Request » Search the data for the string "programa" and gather each line it is in.

Data supplied »

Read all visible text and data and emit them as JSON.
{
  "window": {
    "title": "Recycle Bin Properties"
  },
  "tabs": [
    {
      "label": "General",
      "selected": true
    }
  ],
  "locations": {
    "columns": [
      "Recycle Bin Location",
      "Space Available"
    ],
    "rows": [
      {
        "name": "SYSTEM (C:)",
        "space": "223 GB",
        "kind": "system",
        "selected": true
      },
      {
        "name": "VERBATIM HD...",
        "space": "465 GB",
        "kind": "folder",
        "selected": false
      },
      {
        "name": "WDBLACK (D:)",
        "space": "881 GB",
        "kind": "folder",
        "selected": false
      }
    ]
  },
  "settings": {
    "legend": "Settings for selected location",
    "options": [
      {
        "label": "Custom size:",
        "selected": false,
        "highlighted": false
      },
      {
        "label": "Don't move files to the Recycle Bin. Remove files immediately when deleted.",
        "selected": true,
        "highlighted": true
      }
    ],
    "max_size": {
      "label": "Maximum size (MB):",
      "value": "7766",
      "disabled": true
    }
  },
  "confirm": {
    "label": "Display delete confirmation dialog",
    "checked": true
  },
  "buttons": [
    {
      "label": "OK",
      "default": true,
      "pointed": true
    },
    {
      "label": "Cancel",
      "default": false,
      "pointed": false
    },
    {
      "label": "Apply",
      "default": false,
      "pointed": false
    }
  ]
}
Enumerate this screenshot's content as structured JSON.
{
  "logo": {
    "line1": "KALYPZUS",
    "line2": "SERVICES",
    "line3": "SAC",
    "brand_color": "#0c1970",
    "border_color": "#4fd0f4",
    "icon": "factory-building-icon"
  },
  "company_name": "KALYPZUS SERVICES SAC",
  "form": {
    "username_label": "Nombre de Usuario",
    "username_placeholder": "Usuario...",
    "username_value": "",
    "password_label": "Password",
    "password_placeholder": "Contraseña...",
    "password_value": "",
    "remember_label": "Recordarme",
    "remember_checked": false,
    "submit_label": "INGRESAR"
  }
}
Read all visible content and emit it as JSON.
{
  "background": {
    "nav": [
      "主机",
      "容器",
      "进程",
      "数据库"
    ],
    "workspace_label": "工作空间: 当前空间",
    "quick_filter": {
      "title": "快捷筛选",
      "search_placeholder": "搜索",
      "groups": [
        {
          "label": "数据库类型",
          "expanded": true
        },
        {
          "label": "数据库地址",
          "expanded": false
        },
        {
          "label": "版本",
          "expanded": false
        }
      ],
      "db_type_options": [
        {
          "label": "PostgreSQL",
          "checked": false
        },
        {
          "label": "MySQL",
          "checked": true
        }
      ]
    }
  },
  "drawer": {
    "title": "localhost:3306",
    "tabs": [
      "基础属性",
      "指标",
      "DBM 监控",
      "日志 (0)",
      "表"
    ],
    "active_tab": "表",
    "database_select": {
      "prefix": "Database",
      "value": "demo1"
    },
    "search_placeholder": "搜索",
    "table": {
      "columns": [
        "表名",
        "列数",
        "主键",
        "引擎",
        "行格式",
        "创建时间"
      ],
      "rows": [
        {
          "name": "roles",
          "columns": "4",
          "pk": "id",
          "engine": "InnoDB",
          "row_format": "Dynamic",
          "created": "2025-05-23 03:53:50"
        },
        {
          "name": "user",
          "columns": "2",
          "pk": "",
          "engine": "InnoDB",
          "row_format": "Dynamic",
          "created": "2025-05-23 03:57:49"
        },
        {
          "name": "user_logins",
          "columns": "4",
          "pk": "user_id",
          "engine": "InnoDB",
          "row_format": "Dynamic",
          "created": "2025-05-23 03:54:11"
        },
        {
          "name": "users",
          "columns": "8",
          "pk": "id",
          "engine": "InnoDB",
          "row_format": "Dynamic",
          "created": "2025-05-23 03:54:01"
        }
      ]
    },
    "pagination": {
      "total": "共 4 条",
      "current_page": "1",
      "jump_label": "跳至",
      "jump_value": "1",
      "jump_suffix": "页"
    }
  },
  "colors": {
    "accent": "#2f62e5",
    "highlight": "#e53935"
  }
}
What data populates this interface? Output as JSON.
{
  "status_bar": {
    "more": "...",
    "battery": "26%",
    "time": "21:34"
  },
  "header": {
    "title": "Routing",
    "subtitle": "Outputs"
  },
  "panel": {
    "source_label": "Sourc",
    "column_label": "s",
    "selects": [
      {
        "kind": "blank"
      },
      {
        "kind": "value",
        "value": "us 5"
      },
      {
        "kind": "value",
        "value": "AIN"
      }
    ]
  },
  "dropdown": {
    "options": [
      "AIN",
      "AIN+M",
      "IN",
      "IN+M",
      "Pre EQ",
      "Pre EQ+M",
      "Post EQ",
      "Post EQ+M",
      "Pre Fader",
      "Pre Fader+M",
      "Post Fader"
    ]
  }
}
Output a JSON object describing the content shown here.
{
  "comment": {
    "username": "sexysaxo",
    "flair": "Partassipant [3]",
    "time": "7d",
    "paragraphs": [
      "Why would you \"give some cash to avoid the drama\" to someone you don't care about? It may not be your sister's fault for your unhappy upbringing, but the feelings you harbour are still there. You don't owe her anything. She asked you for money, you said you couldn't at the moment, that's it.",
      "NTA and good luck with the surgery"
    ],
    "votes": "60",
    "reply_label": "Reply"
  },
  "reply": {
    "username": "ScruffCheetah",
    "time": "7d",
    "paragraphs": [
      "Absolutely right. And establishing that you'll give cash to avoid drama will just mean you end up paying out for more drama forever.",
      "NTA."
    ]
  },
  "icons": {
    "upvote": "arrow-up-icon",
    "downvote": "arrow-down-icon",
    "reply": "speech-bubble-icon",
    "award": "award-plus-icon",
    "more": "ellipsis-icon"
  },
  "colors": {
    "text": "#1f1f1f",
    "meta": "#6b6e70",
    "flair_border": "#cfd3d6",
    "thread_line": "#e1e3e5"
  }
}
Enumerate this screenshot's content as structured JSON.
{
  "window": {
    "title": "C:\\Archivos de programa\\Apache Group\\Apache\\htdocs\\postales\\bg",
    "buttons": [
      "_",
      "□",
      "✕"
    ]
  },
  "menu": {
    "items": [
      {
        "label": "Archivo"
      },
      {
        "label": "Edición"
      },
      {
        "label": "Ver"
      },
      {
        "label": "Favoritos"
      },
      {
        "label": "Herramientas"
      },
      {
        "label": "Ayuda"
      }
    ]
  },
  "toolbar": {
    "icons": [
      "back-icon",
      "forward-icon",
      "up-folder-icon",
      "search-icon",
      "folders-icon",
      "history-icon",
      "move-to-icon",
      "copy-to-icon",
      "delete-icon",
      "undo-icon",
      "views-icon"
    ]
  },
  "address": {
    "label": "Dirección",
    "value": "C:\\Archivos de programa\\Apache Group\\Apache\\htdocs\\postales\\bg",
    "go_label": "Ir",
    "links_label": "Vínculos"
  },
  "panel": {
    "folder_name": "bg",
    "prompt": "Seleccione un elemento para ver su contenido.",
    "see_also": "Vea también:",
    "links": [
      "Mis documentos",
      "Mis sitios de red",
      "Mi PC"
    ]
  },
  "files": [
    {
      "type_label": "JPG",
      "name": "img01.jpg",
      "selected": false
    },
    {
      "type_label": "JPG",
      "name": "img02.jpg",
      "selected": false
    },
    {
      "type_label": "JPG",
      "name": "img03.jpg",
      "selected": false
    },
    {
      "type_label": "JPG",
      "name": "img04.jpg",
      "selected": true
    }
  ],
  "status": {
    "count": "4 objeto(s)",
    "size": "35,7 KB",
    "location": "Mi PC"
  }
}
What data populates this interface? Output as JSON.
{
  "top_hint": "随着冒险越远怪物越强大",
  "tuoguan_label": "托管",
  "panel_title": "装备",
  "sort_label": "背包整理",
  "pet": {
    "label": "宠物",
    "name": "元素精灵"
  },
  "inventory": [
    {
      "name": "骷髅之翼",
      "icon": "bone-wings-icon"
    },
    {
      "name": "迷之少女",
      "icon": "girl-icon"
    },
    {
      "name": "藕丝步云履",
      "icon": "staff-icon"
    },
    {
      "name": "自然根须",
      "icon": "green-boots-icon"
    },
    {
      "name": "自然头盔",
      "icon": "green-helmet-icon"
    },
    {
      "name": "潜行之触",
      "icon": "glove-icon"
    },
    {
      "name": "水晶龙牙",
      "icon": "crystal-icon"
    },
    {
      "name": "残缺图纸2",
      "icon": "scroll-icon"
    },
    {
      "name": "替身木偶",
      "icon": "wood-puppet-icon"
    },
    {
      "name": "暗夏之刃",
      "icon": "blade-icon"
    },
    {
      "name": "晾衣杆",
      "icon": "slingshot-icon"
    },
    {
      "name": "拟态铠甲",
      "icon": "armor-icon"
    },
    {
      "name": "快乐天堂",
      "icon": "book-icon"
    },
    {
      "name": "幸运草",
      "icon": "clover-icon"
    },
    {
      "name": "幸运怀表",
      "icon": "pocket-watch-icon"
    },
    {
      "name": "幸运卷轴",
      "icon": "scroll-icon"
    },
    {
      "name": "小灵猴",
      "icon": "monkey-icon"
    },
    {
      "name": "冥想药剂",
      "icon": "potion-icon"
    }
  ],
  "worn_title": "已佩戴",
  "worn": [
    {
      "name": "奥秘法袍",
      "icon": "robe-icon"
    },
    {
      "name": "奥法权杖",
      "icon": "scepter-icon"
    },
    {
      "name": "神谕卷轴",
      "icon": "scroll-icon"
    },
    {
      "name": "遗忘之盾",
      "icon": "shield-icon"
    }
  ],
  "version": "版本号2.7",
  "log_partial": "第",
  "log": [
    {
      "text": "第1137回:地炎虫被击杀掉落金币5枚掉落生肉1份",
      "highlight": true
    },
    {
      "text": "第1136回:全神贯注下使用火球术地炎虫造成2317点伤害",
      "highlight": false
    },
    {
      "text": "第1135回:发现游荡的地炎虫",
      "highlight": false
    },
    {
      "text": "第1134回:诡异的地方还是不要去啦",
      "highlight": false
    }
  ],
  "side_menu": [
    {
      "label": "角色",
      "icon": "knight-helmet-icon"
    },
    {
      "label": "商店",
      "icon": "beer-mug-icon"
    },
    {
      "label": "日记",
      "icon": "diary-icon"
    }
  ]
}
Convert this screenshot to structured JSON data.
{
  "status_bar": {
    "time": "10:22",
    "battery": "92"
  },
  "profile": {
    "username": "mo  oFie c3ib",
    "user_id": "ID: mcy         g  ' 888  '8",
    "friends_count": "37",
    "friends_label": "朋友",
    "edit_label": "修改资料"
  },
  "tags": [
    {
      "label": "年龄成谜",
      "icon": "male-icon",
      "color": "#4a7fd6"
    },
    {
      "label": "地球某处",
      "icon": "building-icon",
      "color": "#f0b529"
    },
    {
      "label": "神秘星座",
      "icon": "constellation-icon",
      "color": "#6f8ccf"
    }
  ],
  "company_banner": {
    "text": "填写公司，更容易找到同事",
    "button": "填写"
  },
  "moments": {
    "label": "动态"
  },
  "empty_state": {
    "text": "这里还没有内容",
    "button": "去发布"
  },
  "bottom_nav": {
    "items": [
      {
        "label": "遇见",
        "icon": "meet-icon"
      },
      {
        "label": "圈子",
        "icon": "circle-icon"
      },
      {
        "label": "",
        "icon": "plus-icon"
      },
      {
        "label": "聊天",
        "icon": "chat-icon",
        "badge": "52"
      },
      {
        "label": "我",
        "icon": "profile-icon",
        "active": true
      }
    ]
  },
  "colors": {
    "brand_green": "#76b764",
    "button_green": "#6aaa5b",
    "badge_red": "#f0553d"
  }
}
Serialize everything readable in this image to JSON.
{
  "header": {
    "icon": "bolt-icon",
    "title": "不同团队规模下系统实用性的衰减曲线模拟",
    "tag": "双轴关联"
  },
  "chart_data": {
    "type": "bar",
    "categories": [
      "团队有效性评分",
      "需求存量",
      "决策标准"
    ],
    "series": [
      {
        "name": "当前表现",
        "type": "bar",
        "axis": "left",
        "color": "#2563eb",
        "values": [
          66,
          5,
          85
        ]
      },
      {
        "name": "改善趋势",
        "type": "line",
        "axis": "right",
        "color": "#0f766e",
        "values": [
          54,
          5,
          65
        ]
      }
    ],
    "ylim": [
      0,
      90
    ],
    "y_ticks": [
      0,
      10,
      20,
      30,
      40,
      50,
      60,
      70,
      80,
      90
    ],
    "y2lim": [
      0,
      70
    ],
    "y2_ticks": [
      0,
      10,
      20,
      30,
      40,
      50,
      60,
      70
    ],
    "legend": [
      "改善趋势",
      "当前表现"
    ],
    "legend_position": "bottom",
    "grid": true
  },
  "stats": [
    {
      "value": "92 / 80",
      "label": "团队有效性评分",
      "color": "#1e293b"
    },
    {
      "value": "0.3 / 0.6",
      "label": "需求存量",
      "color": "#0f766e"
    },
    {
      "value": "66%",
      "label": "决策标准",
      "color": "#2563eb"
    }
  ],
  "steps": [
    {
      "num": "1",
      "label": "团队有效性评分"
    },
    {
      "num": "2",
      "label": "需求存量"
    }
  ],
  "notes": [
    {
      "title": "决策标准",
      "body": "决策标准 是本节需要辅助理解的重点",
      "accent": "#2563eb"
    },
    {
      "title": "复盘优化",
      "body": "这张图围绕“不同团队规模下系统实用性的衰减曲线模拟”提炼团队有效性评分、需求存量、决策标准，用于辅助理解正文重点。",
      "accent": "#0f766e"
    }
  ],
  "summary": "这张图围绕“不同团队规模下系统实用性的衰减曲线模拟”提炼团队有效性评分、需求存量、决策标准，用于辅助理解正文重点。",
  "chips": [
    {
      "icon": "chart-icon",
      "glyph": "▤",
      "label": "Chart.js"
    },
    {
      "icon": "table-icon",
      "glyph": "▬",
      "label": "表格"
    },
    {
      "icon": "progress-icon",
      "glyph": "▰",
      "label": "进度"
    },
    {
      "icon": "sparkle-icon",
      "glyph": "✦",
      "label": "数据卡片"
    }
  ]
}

Output for this exercise »
    "title": "C:\\Archivos de programa\\Apache Group\\Apache\\htdocs\\postales\\bg",
    "value": "C:\\Archivos de programa\\Apache Group\\Apache\\htdocs\\postales\\bg",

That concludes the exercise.